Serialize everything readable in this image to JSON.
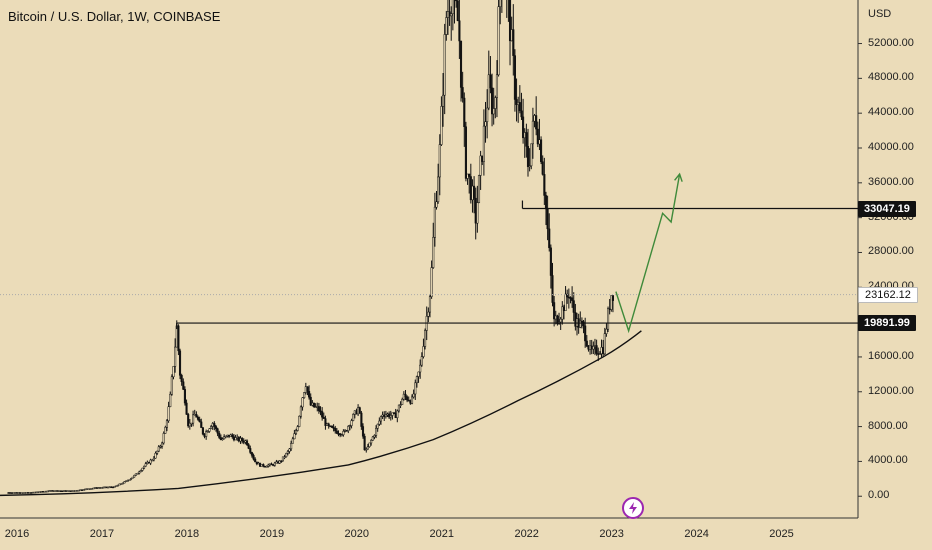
{
  "title": "Bitcoin / U.S. Dollar, 1W, COINBASE",
  "currency": "USD",
  "colors": {
    "background": "#ebdcb9",
    "candle": "#111111",
    "arrow": "#3f8a3a",
    "axis": "#222222"
  },
  "price_labels": [
    {
      "value": 33047.19,
      "label": "33047.19",
      "style": "dark"
    },
    {
      "value": 23162.12,
      "label": "23162.12",
      "style": "light"
    },
    {
      "value": 19891.99,
      "label": "19891.99",
      "style": "dark"
    }
  ],
  "chart_data": {
    "type": "candlestick",
    "xlabel": "",
    "ylabel": "",
    "x_ticks": [
      "2016",
      "2017",
      "2018",
      "2019",
      "2020",
      "2021",
      "2022",
      "2023",
      "2024",
      "2025"
    ],
    "y_ticks": [
      0,
      4000,
      8000,
      12000,
      16000,
      20000,
      24000,
      28000,
      32000,
      36000,
      40000,
      44000,
      48000,
      52000
    ],
    "y_tick_labels": [
      "0.00",
      "4000.00",
      "8000.00",
      "12000.00",
      "16000.00",
      "20000.00",
      "24000.00",
      "28000.00",
      "32000.00",
      "36000.00",
      "40000.00",
      "44000.00",
      "48000.00",
      "52000.00"
    ],
    "xlim": [
      2015.9,
      2026.0
    ],
    "ylim": [
      -2500,
      57000
    ],
    "series_close": [
      [
        2016.0,
        430
      ],
      [
        2016.25,
        420
      ],
      [
        2016.5,
        650
      ],
      [
        2016.75,
        620
      ],
      [
        2017.0,
        950
      ],
      [
        2017.25,
        1100
      ],
      [
        2017.4,
        1800
      ],
      [
        2017.5,
        2500
      ],
      [
        2017.6,
        3500
      ],
      [
        2017.7,
        4300
      ],
      [
        2017.8,
        6000
      ],
      [
        2017.85,
        8000
      ],
      [
        2017.9,
        11000
      ],
      [
        2017.95,
        16000
      ],
      [
        2017.98,
        19500
      ],
      [
        2018.02,
        14000
      ],
      [
        2018.08,
        11000
      ],
      [
        2018.12,
        8000
      ],
      [
        2018.2,
        9500
      ],
      [
        2018.3,
        7000
      ],
      [
        2018.4,
        8500
      ],
      [
        2018.5,
        6500
      ],
      [
        2018.6,
        7000
      ],
      [
        2018.7,
        6500
      ],
      [
        2018.8,
        6300
      ],
      [
        2018.9,
        4000
      ],
      [
        2018.97,
        3500
      ],
      [
        2019.1,
        3600
      ],
      [
        2019.2,
        4000
      ],
      [
        2019.3,
        5200
      ],
      [
        2019.4,
        8000
      ],
      [
        2019.45,
        11000
      ],
      [
        2019.5,
        13000
      ],
      [
        2019.55,
        10500
      ],
      [
        2019.65,
        10000
      ],
      [
        2019.75,
        8000
      ],
      [
        2019.85,
        7500
      ],
      [
        2019.95,
        7200
      ],
      [
        2020.05,
        9000
      ],
      [
        2020.12,
        10200
      ],
      [
        2020.2,
        5000
      ],
      [
        2020.3,
        7000
      ],
      [
        2020.4,
        9500
      ],
      [
        2020.55,
        9200
      ],
      [
        2020.65,
        11500
      ],
      [
        2020.75,
        11000
      ],
      [
        2020.85,
        15000
      ],
      [
        2020.9,
        19000
      ],
      [
        2020.97,
        24000
      ],
      [
        2021.02,
        33000
      ],
      [
        2021.08,
        40000
      ],
      [
        2021.15,
        55000
      ],
      [
        2021.22,
        58000
      ],
      [
        2021.3,
        54000
      ],
      [
        2021.38,
        38000
      ],
      [
        2021.45,
        35000
      ],
      [
        2021.5,
        32000
      ],
      [
        2021.58,
        40000
      ],
      [
        2021.65,
        47000
      ],
      [
        2021.72,
        44000
      ],
      [
        2021.8,
        61000
      ],
      [
        2021.88,
        57000
      ],
      [
        2021.96,
        47000
      ],
      [
        2022.05,
        42000
      ],
      [
        2022.12,
        38000
      ],
      [
        2022.2,
        44000
      ],
      [
        2022.28,
        39000
      ],
      [
        2022.35,
        30000
      ],
      [
        2022.42,
        20000
      ],
      [
        2022.5,
        21000
      ],
      [
        2022.6,
        23500
      ],
      [
        2022.68,
        20000
      ],
      [
        2022.76,
        19500
      ],
      [
        2022.85,
        16500
      ],
      [
        2022.92,
        16800
      ],
      [
        2023.0,
        17000
      ],
      [
        2023.06,
        21000
      ],
      [
        2023.1,
        23500
      ],
      [
        2023.13,
        23162
      ]
    ],
    "support_line": {
      "value": 19891.99,
      "from": 2017.98,
      "to": 2026.0
    },
    "resistance_line": {
      "value": 33047.19,
      "from": 2022.05,
      "to": 2026.0
    },
    "trend_curve": [
      [
        2015.9,
        100
      ],
      [
        2018,
        900
      ],
      [
        2020,
        3600
      ],
      [
        2021,
        6500
      ],
      [
        2022,
        11000
      ],
      [
        2023,
        16000
      ],
      [
        2023.45,
        19000
      ]
    ],
    "projection_arrow": [
      [
        2023.15,
        23500
      ],
      [
        2023.3,
        19000
      ],
      [
        2023.7,
        32500
      ],
      [
        2023.8,
        31500
      ],
      [
        2023.9,
        37000
      ]
    ]
  }
}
═══
WHAT YOU SHOULD DO —
Repeat the material above verbatim. Leave the pictures behind.

FINISHED EXERCISE —
Serialize everything readable in this image to JSON.
{
  "title": "Bitcoin / U.S. Dollar, 1W, COINBASE",
  "currency": "USD",
  "colors": {
    "background": "#ebdcb9",
    "candle": "#111111",
    "arrow": "#3f8a3a",
    "axis": "#222222"
  },
  "price_labels": [
    {
      "value": 33047.19,
      "label": "33047.19",
      "style": "dark"
    },
    {
      "value": 23162.12,
      "label": "23162.12",
      "style": "light"
    },
    {
      "value": 19891.99,
      "label": "19891.99",
      "style": "dark"
    }
  ],
  "chart_data": {
    "type": "candlestick",
    "xlabel": "",
    "ylabel": "",
    "x_ticks": [
      "2016",
      "2017",
      "2018",
      "2019",
      "2020",
      "2021",
      "2022",
      "2023",
      "2024",
      "2025"
    ],
    "y_ticks": [
      0,
      4000,
      8000,
      12000,
      16000,
      20000,
      24000,
      28000,
      32000,
      36000,
      40000,
      44000,
      48000,
      52000
    ],
    "y_tick_labels": [
      "0.00",
      "4000.00",
      "8000.00",
      "12000.00",
      "16000.00",
      "20000.00",
      "24000.00",
      "28000.00",
      "32000.00",
      "36000.00",
      "40000.00",
      "44000.00",
      "48000.00",
      "52000.00"
    ],
    "xlim": [
      2015.9,
      2026.0
    ],
    "ylim": [
      -2500,
      57000
    ],
    "series_close": [
      [
        2016.0,
        430
      ],
      [
        2016.25,
        420
      ],
      [
        2016.5,
        650
      ],
      [
        2016.75,
        620
      ],
      [
        2017.0,
        950
      ],
      [
        2017.25,
        1100
      ],
      [
        2017.4,
        1800
      ],
      [
        2017.5,
        2500
      ],
      [
        2017.6,
        3500
      ],
      [
        2017.7,
        4300
      ],
      [
        2017.8,
        6000
      ],
      [
        2017.85,
        8000
      ],
      [
        2017.9,
        11000
      ],
      [
        2017.95,
        16000
      ],
      [
        2017.98,
        19500
      ],
      [
        2018.02,
        14000
      ],
      [
        2018.08,
        11000
      ],
      [
        2018.12,
        8000
      ],
      [
        2018.2,
        9500
      ],
      [
        2018.3,
        7000
      ],
      [
        2018.4,
        8500
      ],
      [
        2018.5,
        6500
      ],
      [
        2018.6,
        7000
      ],
      [
        2018.7,
        6500
      ],
      [
        2018.8,
        6300
      ],
      [
        2018.9,
        4000
      ],
      [
        2018.97,
        3500
      ],
      [
        2019.1,
        3600
      ],
      [
        2019.2,
        4000
      ],
      [
        2019.3,
        5200
      ],
      [
        2019.4,
        8000
      ],
      [
        2019.45,
        11000
      ],
      [
        2019.5,
        13000
      ],
      [
        2019.55,
        10500
      ],
      [
        2019.65,
        10000
      ],
      [
        2019.75,
        8000
      ],
      [
        2019.85,
        7500
      ],
      [
        2019.95,
        7200
      ],
      [
        2020.05,
        9000
      ],
      [
        2020.12,
        10200
      ],
      [
        2020.2,
        5000
      ],
      [
        2020.3,
        7000
      ],
      [
        2020.4,
        9500
      ],
      [
        2020.55,
        9200
      ],
      [
        2020.65,
        11500
      ],
      [
        2020.75,
        11000
      ],
      [
        2020.85,
        15000
      ],
      [
        2020.9,
        19000
      ],
      [
        2020.97,
        24000
      ],
      [
        2021.02,
        33000
      ],
      [
        2021.08,
        40000
      ],
      [
        2021.15,
        55000
      ],
      [
        2021.22,
        58000
      ],
      [
        2021.3,
        54000
      ],
      [
        2021.38,
        38000
      ],
      [
        2021.45,
        35000
      ],
      [
        2021.5,
        32000
      ],
      [
        2021.58,
        40000
      ],
      [
        2021.65,
        47000
      ],
      [
        2021.72,
        44000
      ],
      [
        2021.8,
        61000
      ],
      [
        2021.88,
        57000
      ],
      [
        2021.96,
        47000
      ],
      [
        2022.05,
        42000
      ],
      [
        2022.12,
        38000
      ],
      [
        2022.2,
        44000
      ],
      [
        2022.28,
        39000
      ],
      [
        2022.35,
        30000
      ],
      [
        2022.42,
        20000
      ],
      [
        2022.5,
        21000
      ],
      [
        2022.6,
        23500
      ],
      [
        2022.68,
        20000
      ],
      [
        2022.76,
        19500
      ],
      [
        2022.85,
        16500
      ],
      [
        2022.92,
        16800
      ],
      [
        2023.0,
        17000
      ],
      [
        2023.06,
        21000
      ],
      [
        2023.1,
        23500
      ],
      [
        2023.13,
        23162
      ]
    ],
    "support_line": {
      "value": 19891.99,
      "from": 2017.98,
      "to": 2026.0
    },
    "resistance_line": {
      "value": 33047.19,
      "from": 2022.05,
      "to": 2026.0
    },
    "trend_curve": [
      [
        2015.9,
        100
      ],
      [
        2018,
        900
      ],
      [
        2020,
        3600
      ],
      [
        2021,
        6500
      ],
      [
        2022,
        11000
      ],
      [
        2023,
        16000
      ],
      [
        2023.45,
        19000
      ]
    ],
    "projection_arrow": [
      [
        2023.15,
        23500
      ],
      [
        2023.3,
        19000
      ],
      [
        2023.7,
        32500
      ],
      [
        2023.8,
        31500
      ],
      [
        2023.9,
        37000
      ]
    ]
  }
}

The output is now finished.